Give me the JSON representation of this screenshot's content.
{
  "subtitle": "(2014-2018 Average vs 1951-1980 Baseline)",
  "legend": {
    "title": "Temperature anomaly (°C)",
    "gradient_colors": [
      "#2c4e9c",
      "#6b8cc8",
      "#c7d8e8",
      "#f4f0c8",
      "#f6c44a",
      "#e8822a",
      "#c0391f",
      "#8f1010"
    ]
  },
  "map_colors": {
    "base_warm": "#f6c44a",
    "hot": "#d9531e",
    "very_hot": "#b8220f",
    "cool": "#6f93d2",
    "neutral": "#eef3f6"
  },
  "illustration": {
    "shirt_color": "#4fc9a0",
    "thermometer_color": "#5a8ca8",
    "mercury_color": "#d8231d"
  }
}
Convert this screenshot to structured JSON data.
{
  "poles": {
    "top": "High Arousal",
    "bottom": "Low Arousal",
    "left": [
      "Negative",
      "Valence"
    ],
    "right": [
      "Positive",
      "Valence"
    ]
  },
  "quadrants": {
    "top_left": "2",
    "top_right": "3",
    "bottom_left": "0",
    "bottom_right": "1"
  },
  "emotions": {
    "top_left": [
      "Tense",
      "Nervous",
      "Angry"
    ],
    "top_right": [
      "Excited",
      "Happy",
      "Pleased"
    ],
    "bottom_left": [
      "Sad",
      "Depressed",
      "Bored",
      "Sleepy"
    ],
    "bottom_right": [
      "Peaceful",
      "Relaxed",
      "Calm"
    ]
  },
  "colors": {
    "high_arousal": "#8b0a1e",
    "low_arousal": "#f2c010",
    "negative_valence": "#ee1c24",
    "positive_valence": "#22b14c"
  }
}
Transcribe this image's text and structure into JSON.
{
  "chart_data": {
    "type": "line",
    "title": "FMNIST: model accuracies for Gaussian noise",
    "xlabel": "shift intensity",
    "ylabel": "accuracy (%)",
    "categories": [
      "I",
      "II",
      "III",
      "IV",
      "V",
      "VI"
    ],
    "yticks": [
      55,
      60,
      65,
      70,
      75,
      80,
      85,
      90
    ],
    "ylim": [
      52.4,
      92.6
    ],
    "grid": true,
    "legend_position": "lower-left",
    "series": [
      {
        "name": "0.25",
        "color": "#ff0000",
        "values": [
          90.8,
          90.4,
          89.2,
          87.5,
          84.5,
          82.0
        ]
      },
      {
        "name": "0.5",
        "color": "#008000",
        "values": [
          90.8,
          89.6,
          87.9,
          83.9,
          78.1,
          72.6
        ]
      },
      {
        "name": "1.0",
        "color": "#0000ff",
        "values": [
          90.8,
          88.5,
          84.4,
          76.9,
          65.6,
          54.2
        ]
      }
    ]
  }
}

• [Goal]
Output the whole listing above again, word for word.

• [Written answer]
Give me the JSON representation of this screenshot's content.
{
  "subtitle": "(2014-2018 Average vs 1951-1980 Baseline)",
  "legend": {
    "title": "Temperature anomaly (°C)",
    "gradient_colors": [
      "#2c4e9c",
      "#6b8cc8",
      "#c7d8e8",
      "#f4f0c8",
      "#f6c44a",
      "#e8822a",
      "#c0391f",
      "#8f1010"
    ]
  },
  "map_colors": {
    "base_warm": "#f6c44a",
    "hot": "#d9531e",
    "very_hot": "#b8220f",
    "cool": "#6f93d2",
    "neutral": "#eef3f6"
  },
  "illustration": {
    "shirt_color": "#4fc9a0",
    "thermometer_color": "#5a8ca8",
    "mercury_color": "#d8231d"
  }
}
Convert this screenshot to structured JSON data.
{
  "poles": {
    "top": "High Arousal",
    "bottom": "Low Arousal",
    "left": [
      "Negative",
      "Valence"
    ],
    "right": [
      "Positive",
      "Valence"
    ]
  },
  "quadrants": {
    "top_left": "2",
    "top_right": "3",
    "bottom_left": "0",
    "bottom_right": "1"
  },
  "emotions": {
    "top_left": [
      "Tense",
      "Nervous",
      "Angry"
    ],
    "top_right": [
      "Excited",
      "Happy",
      "Pleased"
    ],
    "bottom_left": [
      "Sad",
      "Depressed",
      "Bored",
      "Sleepy"
    ],
    "bottom_right": [
      "Peaceful",
      "Relaxed",
      "Calm"
    ]
  },
  "colors": {
    "high_arousal": "#8b0a1e",
    "low_arousal": "#f2c010",
    "negative_valence": "#ee1c24",
    "positive_valence": "#22b14c"
  }
}
Transcribe this image's text and structure into JSON.
{
  "chart_data": {
    "type": "line",
    "title": "FMNIST: model accuracies for Gaussian noise",
    "xlabel": "shift intensity",
    "ylabel": "accuracy (%)",
    "categories": [
      "I",
      "II",
      "III",
      "IV",
      "V",
      "VI"
    ],
    "yticks": [
      55,
      60,
      65,
      70,
      75,
      80,
      85,
      90
    ],
    "ylim": [
      52.4,
      92.6
    ],
    "grid": true,
    "legend_position": "lower-left",
    "series": [
      {
        "name": "0.25",
        "color": "#ff0000",
        "values": [
          90.8,
          90.4,
          89.2,
          87.5,
          84.5,
          82.0
        ]
      },
      {
        "name": "0.5",
        "color": "#008000",
        "values": [
          90.8,
          89.6,
          87.9,
          83.9,
          78.1,
          72.6
        ]
      },
      {
        "name": "1.0",
        "color": "#0000ff",
        "values": [
          90.8,
          88.5,
          84.4,
          76.9,
          65.6,
          54.2
        ]
      }
    ]
  }
}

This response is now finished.